Goal:
Work out how many lines in the entries below include the word "JSON". Give nothing but the number.

══════

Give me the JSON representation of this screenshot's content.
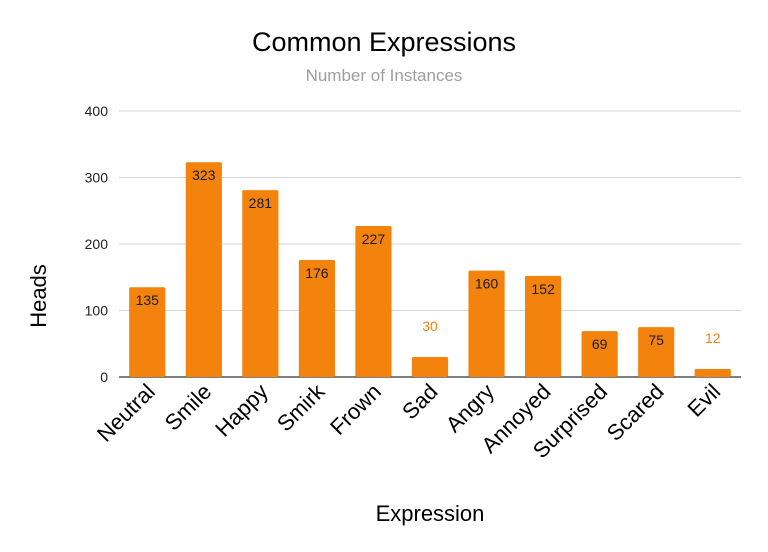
{
  "chart_data": {
    "type": "bar",
    "title": "Common Expressions",
    "subtitle": "Number of Instances",
    "xlabel": "Expression",
    "ylabel": "Heads",
    "categories": [
      "Neutral",
      "Smile",
      "Happy",
      "Smirk",
      "Frown",
      "Sad",
      "Angry",
      "Annoyed",
      "Surprised",
      "Scared",
      "Evil"
    ],
    "values": [
      135,
      323,
      281,
      176,
      227,
      30,
      160,
      152,
      69,
      75,
      12
    ],
    "ylim": [
      0,
      400
    ],
    "yticks": [
      0,
      100,
      200,
      300,
      400
    ],
    "grid": true,
    "legend": "none",
    "bar_color": "#f4830d",
    "outside_label_color": "#f4830d"
  }
}
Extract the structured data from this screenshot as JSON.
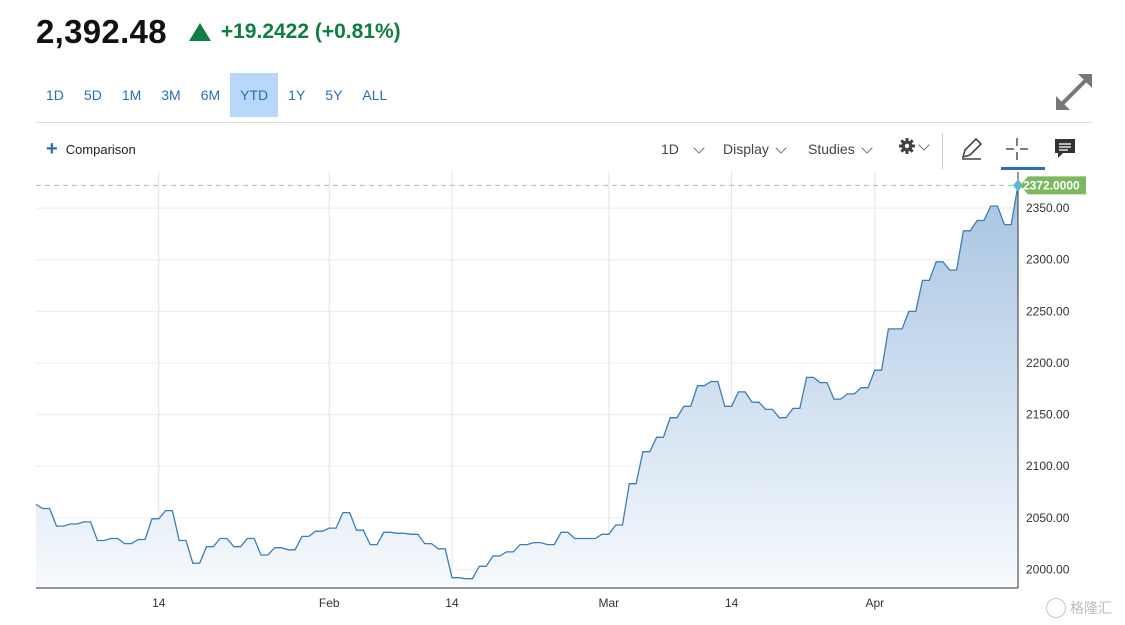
{
  "quote": {
    "price": "2,392.48",
    "change": "+19.2422 (+0.81%)",
    "change_color": "#0f7d44"
  },
  "ranges": [
    "1D",
    "5D",
    "1M",
    "3M",
    "6M",
    "YTD",
    "1Y",
    "5Y",
    "ALL"
  ],
  "active_range": "YTD",
  "toolbar": {
    "comparison_label": "Comparison",
    "interval_label": "1D",
    "display_label": "Display",
    "studies_label": "Studies",
    "icons": [
      "gear-icon",
      "pencil-icon",
      "crosshair-icon",
      "comment-icon"
    ]
  },
  "watermark": "格隆汇",
  "chart_data": {
    "type": "area",
    "title": "",
    "xlabel": "",
    "ylabel": "",
    "x_tick_labels": [
      "14",
      "Feb",
      "14",
      "Mar",
      "14",
      "Apr"
    ],
    "y_tick_labels": [
      "2000.00",
      "2050.00",
      "2100.00",
      "2150.00",
      "2200.00",
      "2250.00",
      "2300.00",
      "2350.00"
    ],
    "ylim": [
      1982,
      2385
    ],
    "last_value_label": "2372.0000",
    "reference_line": 2372,
    "grid": true,
    "line_color": "#3d7db8",
    "fill_top_color": "#a7c4e2",
    "last_label_color": "#7cb860",
    "series": [
      {
        "values": [
          2063,
          2059,
          2059,
          2042,
          2042,
          2044,
          2044,
          2046,
          2046,
          2028,
          2028,
          2030,
          2030,
          2025,
          2025,
          2029,
          2029,
          2049,
          2049,
          2057,
          2057,
          2028,
          2028,
          2006,
          2006,
          2022,
          2022,
          2030,
          2030,
          2022,
          2022,
          2030,
          2030,
          2014,
          2014,
          2021,
          2021,
          2019,
          2019,
          2032,
          2032,
          2037,
          2037,
          2040,
          2040,
          2055,
          2055,
          2038,
          2038,
          2024,
          2024,
          2036,
          2036,
          2035,
          2035,
          2034,
          2034,
          2025,
          2025,
          2020,
          2020,
          1992,
          1992,
          1991,
          1991,
          2003,
          2003,
          2013,
          2013,
          2017,
          2017,
          2024,
          2024,
          2026,
          2026,
          2024,
          2024,
          2036,
          2036,
          2030,
          2030,
          2030,
          2030,
          2034,
          2034,
          2043,
          2043,
          2083,
          2083,
          2114,
          2114,
          2128,
          2128,
          2147,
          2147,
          2158,
          2158,
          2178,
          2178,
          2182,
          2182,
          2158,
          2158,
          2172,
          2172,
          2162,
          2162,
          2155,
          2155,
          2147,
          2147,
          2156,
          2156,
          2186,
          2186,
          2181,
          2181,
          2165,
          2165,
          2170,
          2170,
          2176,
          2176,
          2193,
          2193,
          2233,
          2233,
          2233,
          2250,
          2250,
          2280,
          2280,
          2298,
          2298,
          2290,
          2290,
          2328,
          2328,
          2338,
          2338,
          2352,
          2352,
          2334,
          2334,
          2372
        ]
      }
    ]
  }
}
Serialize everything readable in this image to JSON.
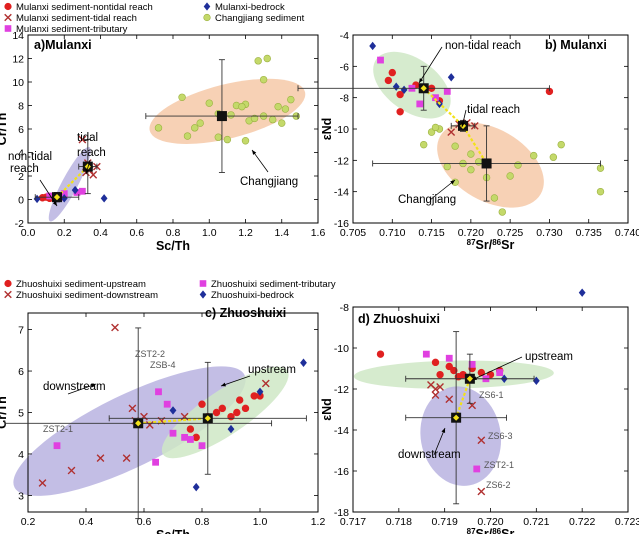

══════

Solution to this problem:
3